*INSTRUCTIONS TO FOLLOW*:
Scan the entries below. List each line with "الألفية".

Dataset entries

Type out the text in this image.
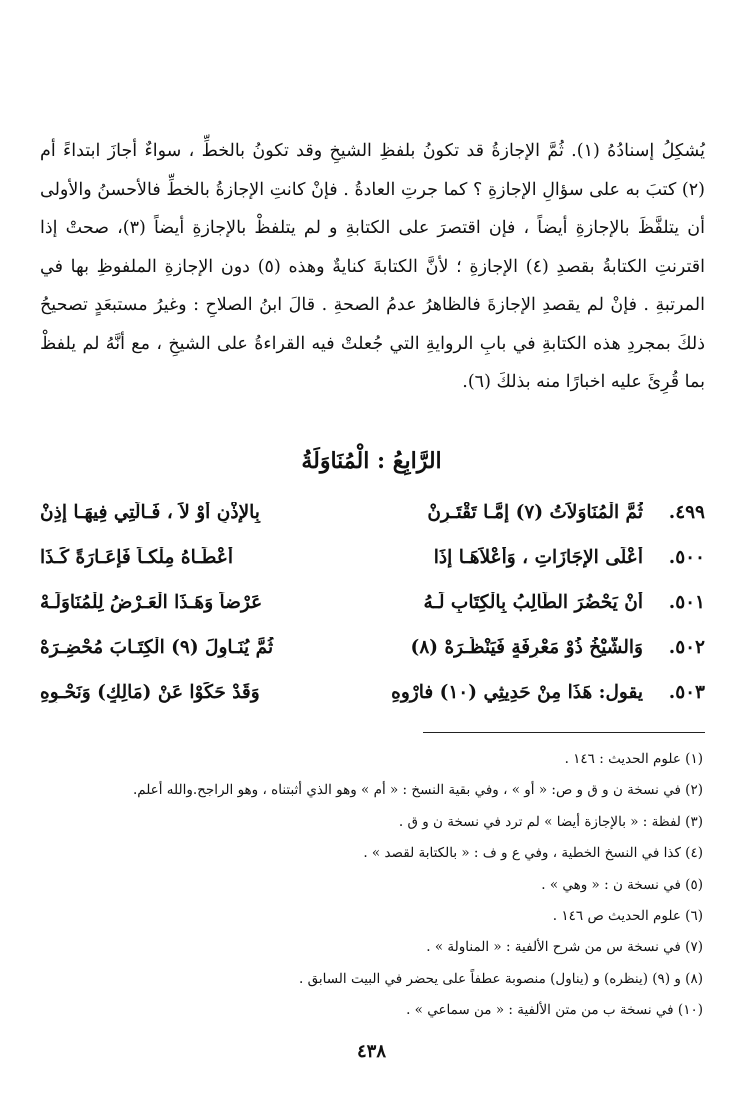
يُشكِلُ إسنادُهُ (١). ثُمَّ الإجازةُ قد تكونُ بلفظِ الشيخِ وقد تكونُ بالخطِّ ، سواءٌ أجازَ ابتداءً أم (٢) كتبَ به على سؤالِ الإجازةِ ؟ كما جرتِ العادةُ . فإنْ كانتِ الإجازةُ بالخطِّ فالأحسنُ والأولى أن يتلفَّظَ بالإجازةِ أيضاً ، فإن اقتصرَ على الكتابةِ و لم يتلفظْ بالإجازةِ أيضاً (٣)، صحتْ إذا اقترنتِ الكتابةُ بقصدِ (٤) الإجازةِ ؛ لأنَّ الكتابةَ كنايةٌ وهذه (٥) دون الإجازةِ الملفوظِ بها في المرتبةِ . فإنْ لم يقصدِ الإجازةَ فالظاهرُ عدمُ الصحةِ . قالَ ابنُ الصلاحِ : وغيرُ مستبعَدٍ تصحيحُ ذلكَ بمجردِ هذه الكتابةِ في بابِ الروايةِ التي جُعلتْ فيه القراءةُ على الشيخِ ، مع أنَّهُ لم يلفظْ بما قُرِئَ عليه اخبارًا منه بذلكَ (٦).
الرَّابِعُ : الْمُنَاوَلَةُ
٤٩٩.
ثُمَّ الْمُنَاوَلاَتُ (٧) إِمَّـا تَقْتَـرِنْ
بِالإِذْنِ أَوْ لاَ ، فَـالَّتِي فِيهَـا إِذِنْ
٥٠٠.
أَعْلَى الإِجَازَاتِ ، وَأَعْلاَهَـا إِذَا
أَعْطَـاهُ مِلْكـاً فَإِعَـارَةً كَـذَا
٥٠١.
أَنْ يَحْضُرَ الطَّالِبُ بِالْكِتَابِ لَـهُ
عَرْضاً وَهَـذَا الْعَـرْضُ لِلْمُنَاوَلَـهْ
٥٠٢.
وَالشَّيْخُ ذُوْ مَعْرِفَةٍ فَيَنْظُـرَهْ (٨)
ثُمَّ يُنَـاوِلَ (٩) الْكِتَـابَ مُحْضِـرَهْ
٥٠٣.
يقول: هَذَا مِنْ حَدِيثِي (١٠) فارْوِهِ
وَقَدْ حَكَوْا عَنْ (مَالِكٍ) وَنَحْـوِهِ
(١) علوم الحديث : ١٤٦ .
(٢) في نسخة ن و ق و ص: « أو » ، وفي بقية النسخ : « أم » وهو الذي أثبتناه ، وهو الراجح.والله أعلم.
(٣) لفظة : « بالإجازة أيضا » لم ترد في نسخة ن و ق .
(٤) كذا في النسخ الخطية ، وفي ع و ف : « بالكتابة لقصد » .
(٥) في نسخة ن : « وهي » .
(٦) علوم الحديث ص ١٤٦ .
(٧) في نسخة س من شرح الألفية : « المناولة » .
(٨) و (٩) (ينظره) و (يناول) منصوبة عطفاً على يحضر في البيت السابق .
(١٠) في نسخة ب من متن الألفية : « من سماعي » .
٤٣٨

*FULL RESPONSE*:
(٧) في نسخة س من شرح الألفية : « المناولة » .
(١٠) في نسخة ب من متن الألفية : « من سماعي » .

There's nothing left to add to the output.